◆ **Stored rows**:
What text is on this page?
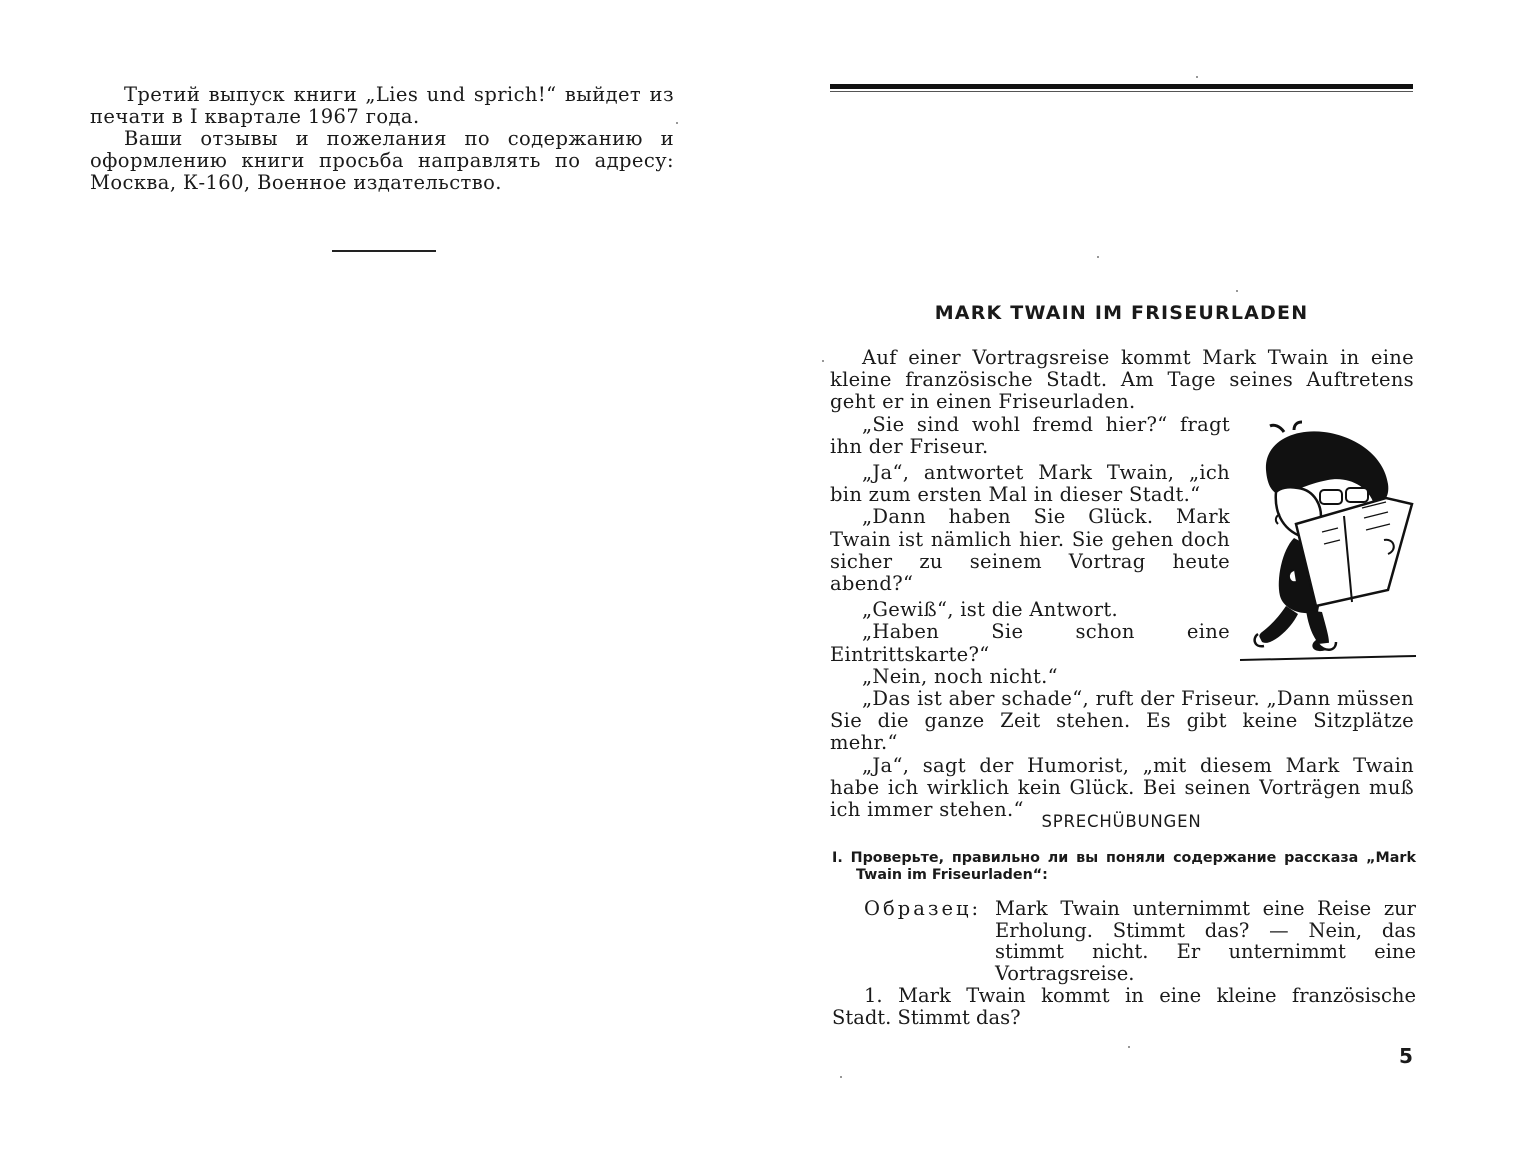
Третий выпуск книги „Lies und sprich!“ выйдет из печати в I квартале 1967 года.

Ваши отзывы и пожелания по содержанию и оформлению книги просьба направлять по адресу: Москва, К-160, Военное издательство.

MARK TWAIN IM FRISEURLADEN

Auf einer Vortragsreise kommt Mark Twain in eine kleine französische Stadt. Am Tage seines Auftretens geht er in einen Friseurladen.

„Sie sind wohl fremd hier?“ fragt ihn der Friseur.

„Ja“, antwortet Mark Twain, „ich bin zum ersten Mal in dieser Stadt.“

„Dann haben Sie Glück. Mark Twain ist nämlich hier. Sie gehen doch sicher zu seinem Vortrag heute abend?“

„Gewiß“, ist die Antwort.

„Haben Sie schon eine Eintrittskarte?“

„Nein, noch nicht.“

„Das ist aber schade“, ruft der Friseur. „Dann müssen Sie die ganze Zeit stehen. Es gibt keine Sitzplätze mehr.“

„Ja“, sagt der Humorist, „mit diesem Mark Twain habe ich wirklich kein Glück. Bei seinen Vorträgen muß ich immer stehen.“

SPRECHÜBUNGEN
I. Проверьте, правильно ли вы поняли содержание рассказа „Mark Twain im Friseurladen“:
Образец: Mark Twain unternimmt eine Reise zur Erholung. Stimmt das? — Nein, das stimmt nicht. Er unternimmt eine Vortragsreise.
1. Mark Twain kommt in eine kleine französische Stadt. Stimmt das?
5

◆ **Exercise details**: Track down every line holding the string "Nein" and copy it.

◆ **The reply**:
„Nein, noch nicht.“
Образец: Mark Twain unternimmt eine Reise zur Erholung. Stimmt das? — Nein, das stimmt nicht. Er unternimmt eine Vortragsreise.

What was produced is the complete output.